DIRECTIONS ▸ Transcribe the records that follow. Keep every word exactly, and drop the pictures.

TASK INPUT ▸
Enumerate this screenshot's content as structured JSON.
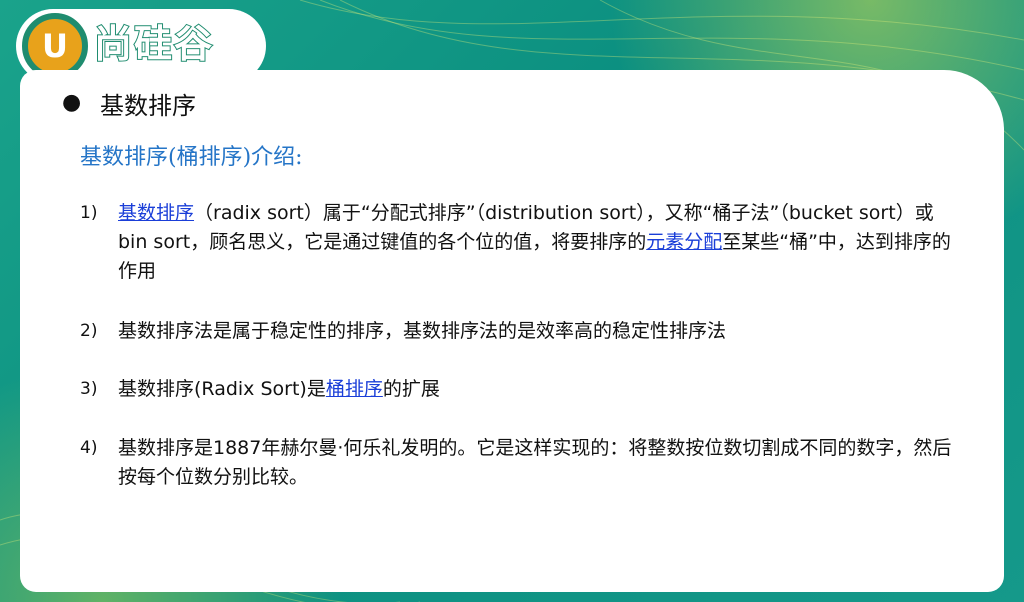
{
  "logo": {
    "letter": "U",
    "brand": "尚硅谷"
  },
  "slide": {
    "bullet": "●",
    "title": "基数排序",
    "subtitle": "基数排序(桶排序)介绍:",
    "items": [
      {
        "num": "1)",
        "link1": "基数排序",
        "text1": "（radix sort）属于“分配式排序”（distribution sort），又称“桶子法”（bucket sort）或bin sort，顾名思义，它是通过键值的各个位的值，将要排序的",
        "link2": "元素分配",
        "text2": "至某些“桶”中，达到排序的作用"
      },
      {
        "num": "2)",
        "text": "基数排序法是属于稳定性的排序，基数排序法的是效率高的稳定性排序法"
      },
      {
        "num": "3)",
        "text1": "基数排序(Radix Sort)是",
        "link": "桶排序",
        "text2": "的扩展"
      },
      {
        "num": "4)",
        "text": "基数排序是1887年赫尔曼·何乐礼发明的。它是这样实现的：将整数按位数切割成不同的数字，然后按每个位数分别比较。"
      }
    ]
  },
  "colors": {
    "accent": "#2575c7",
    "link": "#1a3ed8",
    "brand_green": "#1f8c6f",
    "brand_orange": "#e8a21b"
  }
}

WRITTEN SOLUTION ▸
Enumerate this screenshot's content as structured JSON.
{
  "logo": {
    "letter": "U",
    "brand": "尚硅谷"
  },
  "slide": {
    "bullet": "●",
    "title": "基数排序",
    "subtitle": "基数排序(桶排序)介绍:",
    "items": [
      {
        "num": "1)",
        "link1": "基数排序",
        "text1": "（radix sort）属于“分配式排序”（distribution sort），又称“桶子法”（bucket sort）或bin sort，顾名思义，它是通过键值的各个位的值，将要排序的",
        "link2": "元素分配",
        "text2": "至某些“桶”中，达到排序的作用"
      },
      {
        "num": "2)",
        "text": "基数排序法是属于稳定性的排序，基数排序法的是效率高的稳定性排序法"
      },
      {
        "num": "3)",
        "text1": "基数排序(Radix Sort)是",
        "link": "桶排序",
        "text2": "的扩展"
      },
      {
        "num": "4)",
        "text": "基数排序是1887年赫尔曼·何乐礼发明的。它是这样实现的：将整数按位数切割成不同的数字，然后按每个位数分别比较。"
      }
    ]
  },
  "colors": {
    "accent": "#2575c7",
    "link": "#1a3ed8",
    "brand_green": "#1f8c6f",
    "brand_orange": "#e8a21b"
  }
}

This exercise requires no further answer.